** START OF TEXT TO READ **

Custom errors in golang and pointer receivers

Question

Reading about value receivers vs pointer receivers across the web and stackoverflow, I understand the basic rule to be: If you don't plan to modify the receiver, and the receiver is relatively small, there is no need for pointers.

Then, reading about implementing the error interface (eg. https://blog.golang.org/error-handling-and-go), I see that examples of the Error() function all use pointer receiver.

Yet, we are not modifying the receiver, and the struct is very small.

I feel like the code is much nicer without pointers (return &appError{} vs return appError{}).

Is there a reason why the examples are using pointers?

Answer 1

First, the blog post you linked and took your example from, appError is not an error. It's a wrapper that carries an error value and other related info used by the implementation of the examples, they are not exposed, and not appError nor *appError is ever used as an error value.

So the example you quoted has nothing to do with your actual question. But to answer the question in title:

In general, consistency may be the reason. If a type has many methods and some need pointer receiver (e.g. because they modify the value), often it's useful to declare all methods with pointer receiver, so there's no confusion about the method sets of the type and the pointer type.

Answering regarding error implementations: when you use a struct value to implement an error value, it's dangerous to use a non-pointer to implement the error interface. Why is it so?

** END OF TEXT TO READ **
** START OF ENTRIES SUPPLIED **

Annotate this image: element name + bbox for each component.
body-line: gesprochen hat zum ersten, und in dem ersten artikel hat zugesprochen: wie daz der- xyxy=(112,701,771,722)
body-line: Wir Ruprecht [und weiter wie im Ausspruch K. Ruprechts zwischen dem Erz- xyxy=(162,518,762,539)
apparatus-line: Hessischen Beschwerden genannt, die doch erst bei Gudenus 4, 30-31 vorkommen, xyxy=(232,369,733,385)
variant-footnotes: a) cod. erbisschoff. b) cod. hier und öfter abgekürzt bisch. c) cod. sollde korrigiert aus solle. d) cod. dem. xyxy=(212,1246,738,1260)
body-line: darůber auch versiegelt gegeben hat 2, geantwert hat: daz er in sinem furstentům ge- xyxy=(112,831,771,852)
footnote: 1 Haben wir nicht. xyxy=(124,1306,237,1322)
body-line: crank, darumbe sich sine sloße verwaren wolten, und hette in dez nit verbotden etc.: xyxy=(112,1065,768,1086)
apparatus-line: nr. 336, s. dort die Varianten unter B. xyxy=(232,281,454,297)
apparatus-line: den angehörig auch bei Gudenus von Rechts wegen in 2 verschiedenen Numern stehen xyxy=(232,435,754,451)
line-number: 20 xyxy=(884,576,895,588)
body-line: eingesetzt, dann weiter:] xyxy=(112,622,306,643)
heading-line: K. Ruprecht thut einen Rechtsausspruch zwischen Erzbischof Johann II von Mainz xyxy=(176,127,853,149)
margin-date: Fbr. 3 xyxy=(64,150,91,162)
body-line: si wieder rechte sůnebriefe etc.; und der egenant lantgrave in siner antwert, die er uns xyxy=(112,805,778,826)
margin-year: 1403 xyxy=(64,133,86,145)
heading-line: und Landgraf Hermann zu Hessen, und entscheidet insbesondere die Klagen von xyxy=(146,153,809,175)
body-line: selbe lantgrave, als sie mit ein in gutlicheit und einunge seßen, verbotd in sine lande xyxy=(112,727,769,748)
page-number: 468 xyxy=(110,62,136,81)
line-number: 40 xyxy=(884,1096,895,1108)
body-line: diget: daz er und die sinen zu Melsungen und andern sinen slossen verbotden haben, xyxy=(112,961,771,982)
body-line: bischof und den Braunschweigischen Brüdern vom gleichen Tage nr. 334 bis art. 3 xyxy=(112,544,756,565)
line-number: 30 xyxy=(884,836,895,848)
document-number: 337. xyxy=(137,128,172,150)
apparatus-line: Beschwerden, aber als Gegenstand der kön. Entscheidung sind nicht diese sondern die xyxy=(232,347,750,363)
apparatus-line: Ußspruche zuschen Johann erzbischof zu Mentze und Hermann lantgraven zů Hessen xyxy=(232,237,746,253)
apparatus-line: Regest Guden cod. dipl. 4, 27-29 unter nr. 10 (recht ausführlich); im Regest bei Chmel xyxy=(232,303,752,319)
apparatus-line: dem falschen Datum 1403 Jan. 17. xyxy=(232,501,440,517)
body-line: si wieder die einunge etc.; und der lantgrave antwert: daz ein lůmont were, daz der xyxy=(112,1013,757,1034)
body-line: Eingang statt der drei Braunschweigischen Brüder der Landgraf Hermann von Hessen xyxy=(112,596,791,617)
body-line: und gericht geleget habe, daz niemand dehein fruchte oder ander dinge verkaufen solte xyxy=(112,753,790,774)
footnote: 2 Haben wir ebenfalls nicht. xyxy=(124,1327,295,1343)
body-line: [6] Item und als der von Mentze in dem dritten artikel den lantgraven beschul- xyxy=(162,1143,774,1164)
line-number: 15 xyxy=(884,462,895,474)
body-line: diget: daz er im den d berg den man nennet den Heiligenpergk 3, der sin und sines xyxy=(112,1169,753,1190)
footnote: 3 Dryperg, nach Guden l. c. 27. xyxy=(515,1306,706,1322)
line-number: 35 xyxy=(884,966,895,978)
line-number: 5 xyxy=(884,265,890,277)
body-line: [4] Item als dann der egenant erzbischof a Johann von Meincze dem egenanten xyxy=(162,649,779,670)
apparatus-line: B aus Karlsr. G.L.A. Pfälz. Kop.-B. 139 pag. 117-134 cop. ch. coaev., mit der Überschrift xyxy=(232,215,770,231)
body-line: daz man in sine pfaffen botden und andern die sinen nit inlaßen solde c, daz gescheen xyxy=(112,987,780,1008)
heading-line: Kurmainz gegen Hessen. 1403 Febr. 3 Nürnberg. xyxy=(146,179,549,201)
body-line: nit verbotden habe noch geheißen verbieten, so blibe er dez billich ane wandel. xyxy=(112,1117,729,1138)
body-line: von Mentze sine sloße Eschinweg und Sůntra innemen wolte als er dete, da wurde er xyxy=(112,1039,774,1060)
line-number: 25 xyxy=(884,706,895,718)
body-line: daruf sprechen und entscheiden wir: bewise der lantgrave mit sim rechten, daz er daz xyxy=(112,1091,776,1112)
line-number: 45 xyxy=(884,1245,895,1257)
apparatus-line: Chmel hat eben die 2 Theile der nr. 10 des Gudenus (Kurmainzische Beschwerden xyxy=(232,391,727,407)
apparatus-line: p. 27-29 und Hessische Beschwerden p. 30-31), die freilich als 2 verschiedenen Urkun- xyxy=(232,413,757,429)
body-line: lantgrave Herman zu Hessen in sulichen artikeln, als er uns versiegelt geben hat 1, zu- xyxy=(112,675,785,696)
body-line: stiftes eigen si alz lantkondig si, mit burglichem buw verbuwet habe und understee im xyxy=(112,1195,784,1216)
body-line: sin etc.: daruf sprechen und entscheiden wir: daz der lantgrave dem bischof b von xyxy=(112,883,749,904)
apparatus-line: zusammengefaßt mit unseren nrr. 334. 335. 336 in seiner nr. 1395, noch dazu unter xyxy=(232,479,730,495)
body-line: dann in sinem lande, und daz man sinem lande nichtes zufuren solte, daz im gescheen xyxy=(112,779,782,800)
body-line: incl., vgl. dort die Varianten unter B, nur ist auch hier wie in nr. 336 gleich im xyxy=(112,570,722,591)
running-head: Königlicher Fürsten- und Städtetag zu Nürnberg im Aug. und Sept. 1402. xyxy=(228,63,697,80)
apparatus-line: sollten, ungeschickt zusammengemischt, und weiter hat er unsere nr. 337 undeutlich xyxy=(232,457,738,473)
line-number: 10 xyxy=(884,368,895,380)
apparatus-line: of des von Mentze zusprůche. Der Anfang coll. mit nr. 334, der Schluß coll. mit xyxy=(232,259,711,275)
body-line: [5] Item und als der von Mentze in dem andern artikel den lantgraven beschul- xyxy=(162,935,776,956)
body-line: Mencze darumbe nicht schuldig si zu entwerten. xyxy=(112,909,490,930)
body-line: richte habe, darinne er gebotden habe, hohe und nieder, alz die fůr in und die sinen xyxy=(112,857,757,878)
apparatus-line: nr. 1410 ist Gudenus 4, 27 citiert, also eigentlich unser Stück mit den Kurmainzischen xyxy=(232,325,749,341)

** END OF ENTRIES SUPPLIED **

Copy out the whole text on Go custom errors and pointer receivers, word for word. The listing above is separate material and has nothing to do with the text.

Custom errors in golang and pointer receivers

Question

Reading about value receivers vs pointer receivers across the web and stackoverflow, I understand the basic rule to be: If you don't plan to modify the receiver, and the receiver is relatively small, there is no need for pointers.

Then, reading about implementing the error interface (eg. https://blog.golang.org/error-handling-and-go), I see that examples of the Error() function all use pointer receiver.

Yet, we are not modifying the receiver, and the struct is very small.

I feel like the code is much nicer without pointers (return &appError{} vs return appError{}).

Is there a reason why the examples are using pointers?

Answer 1

First, the blog post you linked and took your example from, appError is not an error. It's a wrapper that carries an error value and other related info used by the implementation of the examples, they are not exposed, and not appError nor *appError is ever used as an error value.

So the example you quoted has nothing to do with your actual question. But to answer the question in title:

In general, consistency may be the reason. If a type has many methods and some need pointer receiver (e.g. because they modify the value), often it's useful to declare all methods with pointer receiver, so there's no confusion about the method sets of the type and the pointer type.

Answering regarding error implementations: when you use a struct value to implement an error value, it's dangerous to use a non-pointer to implement the error interface. Why is it so?